[JOB A]:
Answer these questions from the wealth distribution excerpt below, one line each:
(i) Which distribution can the actual empirical distribution of wealth only be approximated by?
(ii) What kind of utility function does the note pair with the overlapping generation model?
(iii) Who first developed the overlapping generation model analytically?
[JOB B]:
Translate this sentence from the wealth distribution excerpt below into Spanish: "This model enables us to analyze an agent’s intertemporal decision making by decomposing the time span into two periods, namely a young period and an old period."

[TEXT EXCERPT]:

— start —

We should also mention another problem with their approach, which is more fundamental. It is the fact that the actual distribution based on empirical data can only be approximated by the Pareto distribution. Therefore, we do not need to show that the distribution theoretically derived exactly fits the Pareto distribution. In this sense, the kinetic-wealth-exchange-model seems to hope too much.

In this note, we take into account all fundamental elements of economics and consider the possibility of generating a distribution of wealth that can be approximated by the Pareto distribution. We show its possibility by using an overlapping generation model with a Cobb-Douglas utility function, which actually provides us with a suitable framework for our purpose.

The overlapping generation model was first analytically developed by Samuelson [9] and thereafter this model has been used in various issues like national debt [10] , bonds [11] , monetary policy [12] , bequest [13] , generation accounting [14] , social security [15] , asset price [16] and so on (for the comprehensive textbook, see MaCandless and Wallace [17] ). This model enables us to analyze an agent’s intertemporal decision making by decomposing the time span into two periods, namely a young period and an old period. It is assumed that a certain number of people are born in every period, so that a young and an old generations are always overlapped in each period. Another important feature of this model is the working of price mechanism through time in which prices in different periods are interrelated, so that we have a general equilibrium as a result.

— end —

[DATA PROVIDED]:
— start —

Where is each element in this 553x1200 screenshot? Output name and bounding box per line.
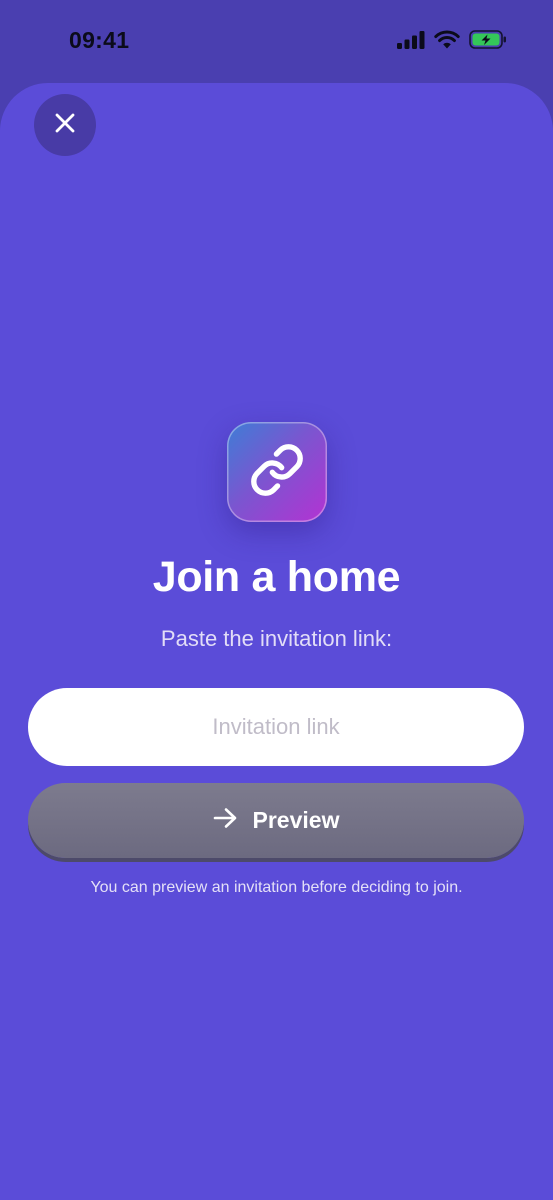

— end —

[COMPLETE OUTPUT A]:
(i) The Pareto distribution.
(ii) A Cobb-Douglas utility function.
(iii) Samuelson.

[COMPLETE OUTPUT B]:
Este modelo nos permite analizar la toma de decisiones intertemporal de un agente descomponiendo el horizonte temporal en dos períodos, a saber, un período de juventud y un período de vejez.